Stored items
# # # # # # #

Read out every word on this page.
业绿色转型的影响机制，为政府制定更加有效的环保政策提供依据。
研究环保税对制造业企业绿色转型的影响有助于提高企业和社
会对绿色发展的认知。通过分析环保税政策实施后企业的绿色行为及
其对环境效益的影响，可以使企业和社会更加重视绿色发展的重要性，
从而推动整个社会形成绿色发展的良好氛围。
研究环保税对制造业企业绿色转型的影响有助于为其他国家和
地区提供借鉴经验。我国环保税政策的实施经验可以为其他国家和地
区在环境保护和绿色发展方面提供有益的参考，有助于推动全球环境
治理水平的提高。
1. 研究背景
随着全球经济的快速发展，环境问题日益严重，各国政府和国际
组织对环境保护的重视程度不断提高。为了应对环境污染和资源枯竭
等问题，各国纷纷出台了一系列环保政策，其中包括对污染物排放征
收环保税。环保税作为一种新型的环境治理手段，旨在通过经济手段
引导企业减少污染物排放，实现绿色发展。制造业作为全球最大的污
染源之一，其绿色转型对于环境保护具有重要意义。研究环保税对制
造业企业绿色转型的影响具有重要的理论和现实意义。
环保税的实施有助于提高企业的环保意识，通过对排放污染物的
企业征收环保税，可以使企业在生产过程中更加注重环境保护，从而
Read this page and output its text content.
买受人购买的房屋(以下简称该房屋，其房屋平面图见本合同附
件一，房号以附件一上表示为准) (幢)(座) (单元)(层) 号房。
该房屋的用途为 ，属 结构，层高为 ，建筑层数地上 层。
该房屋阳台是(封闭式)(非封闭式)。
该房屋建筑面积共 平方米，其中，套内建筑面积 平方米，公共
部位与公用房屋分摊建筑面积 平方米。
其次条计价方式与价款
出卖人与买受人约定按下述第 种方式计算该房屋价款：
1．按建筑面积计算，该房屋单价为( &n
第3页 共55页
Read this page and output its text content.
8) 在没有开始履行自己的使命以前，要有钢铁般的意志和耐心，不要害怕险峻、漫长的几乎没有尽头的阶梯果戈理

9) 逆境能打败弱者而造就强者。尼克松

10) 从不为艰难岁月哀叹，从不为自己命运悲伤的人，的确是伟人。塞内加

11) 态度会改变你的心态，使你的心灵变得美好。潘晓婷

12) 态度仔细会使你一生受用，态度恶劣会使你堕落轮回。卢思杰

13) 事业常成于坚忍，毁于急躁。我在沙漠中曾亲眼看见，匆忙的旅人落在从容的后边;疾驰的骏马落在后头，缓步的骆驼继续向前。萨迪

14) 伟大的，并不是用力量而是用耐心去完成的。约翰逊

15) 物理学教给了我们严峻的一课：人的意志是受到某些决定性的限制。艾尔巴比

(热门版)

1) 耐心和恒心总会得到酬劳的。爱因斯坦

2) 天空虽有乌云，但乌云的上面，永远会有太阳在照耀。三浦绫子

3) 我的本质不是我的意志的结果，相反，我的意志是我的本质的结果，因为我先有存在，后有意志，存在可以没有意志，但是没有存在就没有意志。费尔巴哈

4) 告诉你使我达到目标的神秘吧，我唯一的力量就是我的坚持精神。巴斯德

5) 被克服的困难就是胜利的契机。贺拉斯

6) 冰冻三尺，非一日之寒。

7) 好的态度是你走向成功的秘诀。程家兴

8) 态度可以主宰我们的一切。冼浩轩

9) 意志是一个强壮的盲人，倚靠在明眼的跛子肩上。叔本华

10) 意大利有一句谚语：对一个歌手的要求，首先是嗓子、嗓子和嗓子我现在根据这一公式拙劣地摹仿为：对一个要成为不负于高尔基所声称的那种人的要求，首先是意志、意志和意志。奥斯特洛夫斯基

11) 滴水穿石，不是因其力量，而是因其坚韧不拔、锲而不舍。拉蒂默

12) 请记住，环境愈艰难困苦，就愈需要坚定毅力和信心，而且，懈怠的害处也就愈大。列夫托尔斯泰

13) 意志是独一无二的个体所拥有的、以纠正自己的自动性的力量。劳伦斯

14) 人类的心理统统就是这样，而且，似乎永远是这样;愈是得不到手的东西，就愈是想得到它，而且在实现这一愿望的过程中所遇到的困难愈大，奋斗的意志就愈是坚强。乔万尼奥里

# # # # # # #

* Task goal *
All of the entries need to be reproduced exactly; please write them out.

* Exercise solution *
Read out every word on this page.
业绿色转型的影响机制，为政府制定更加有效的环保政策提供依据。
研究环保税对制造业企业绿色转型的影响有助于提高企业和社
会对绿色发展的认知。通过分析环保税政策实施后企业的绿色行为及
其对环境效益的影响，可以使企业和社会更加重视绿色发展的重要性，
从而推动整个社会形成绿色发展的良好氛围。
研究环保税对制造业企业绿色转型的影响有助于为其他国家和
地区提供借鉴经验。我国环保税政策的实施经验可以为其他国家和地
区在环境保护和绿色发展方面提供有益的参考，有助于推动全球环境
治理水平的提高。
1. 研究背景
随着全球经济的快速发展，环境问题日益严重，各国政府和国际
组织对环境保护的重视程度不断提高。为了应对环境污染和资源枯竭
等问题，各国纷纷出台了一系列环保政策，其中包括对污染物排放征
收环保税。环保税作为一种新型的环境治理手段，旨在通过经济手段
引导企业减少污染物排放，实现绿色发展。制造业作为全球最大的污
染源之一，其绿色转型对于环境保护具有重要意义。研究环保税对制
造业企业绿色转型的影响具有重要的理论和现实意义。
环保税的实施有助于提高企业的环保意识，通过对排放污染物的
企业征收环保税，可以使企业在生产过程中更加注重环境保护，从而
Read this page and output its text content.
买受人购买的房屋(以下简称该房屋，其房屋平面图见本合同附
件一，房号以附件一上表示为准) (幢)(座) (单元)(层) 号房。
该房屋的用途为 ，属 结构，层高为 ，建筑层数地上 层。
该房屋阳台是(封闭式)(非封闭式)。
该房屋建筑面积共 平方米，其中，套内建筑面积 平方米，公共
部位与公用房屋分摊建筑面积 平方米。
其次条计价方式与价款
出卖人与买受人约定按下述第 种方式计算该房屋价款：
1．按建筑面积计算，该房屋单价为( &n
第3页 共55页
Read this page and output its text content.
8) 在没有开始履行自己的使命以前，要有钢铁般的意志和耐心，不要害怕险峻、漫长的几乎没有尽头的阶梯果戈理

9) 逆境能打败弱者而造就强者。尼克松

10) 从不为艰难岁月哀叹，从不为自己命运悲伤的人，的确是伟人。塞内加

11) 态度会改变你的心态，使你的心灵变得美好。潘晓婷

12) 态度仔细会使你一生受用，态度恶劣会使你堕落轮回。卢思杰

13) 事业常成于坚忍，毁于急躁。我在沙漠中曾亲眼看见，匆忙的旅人落在从容的后边;疾驰的骏马落在后头，缓步的骆驼继续向前。萨迪

14) 伟大的，并不是用力量而是用耐心去完成的。约翰逊

15) 物理学教给了我们严峻的一课：人的意志是受到某些决定性的限制。艾尔巴比

(热门版)

1) 耐心和恒心总会得到酬劳的。爱因斯坦

2) 天空虽有乌云，但乌云的上面，永远会有太阳在照耀。三浦绫子

3) 我的本质不是我的意志的结果，相反，我的意志是我的本质的结果，因为我先有存在，后有意志，存在可以没有意志，但是没有存在就没有意志。费尔巴哈

4) 告诉你使我达到目标的神秘吧，我唯一的力量就是我的坚持精神。巴斯德

5) 被克服的困难就是胜利的契机。贺拉斯

6) 冰冻三尺，非一日之寒。

7) 好的态度是你走向成功的秘诀。程家兴

8) 态度可以主宰我们的一切。冼浩轩

9) 意志是一个强壮的盲人，倚靠在明眼的跛子肩上。叔本华

10) 意大利有一句谚语：对一个歌手的要求，首先是嗓子、嗓子和嗓子我现在根据这一公式拙劣地摹仿为：对一个要成为不负于高尔基所声称的那种人的要求，首先是意志、意志和意志。奥斯特洛夫斯基

11) 滴水穿石，不是因其力量，而是因其坚韧不拔、锲而不舍。拉蒂默

12) 请记住，环境愈艰难困苦，就愈需要坚定毅力和信心，而且，懈怠的害处也就愈大。列夫托尔斯泰

13) 意志是独一无二的个体所拥有的、以纠正自己的自动性的力量。劳伦斯

14) 人类的心理统统就是这样，而且，似乎永远是这样;愈是得不到手的东西，就愈是想得到它，而且在实现这一愿望的过程中所遇到的困难愈大，奋斗的意志就愈是坚强。乔万尼奥里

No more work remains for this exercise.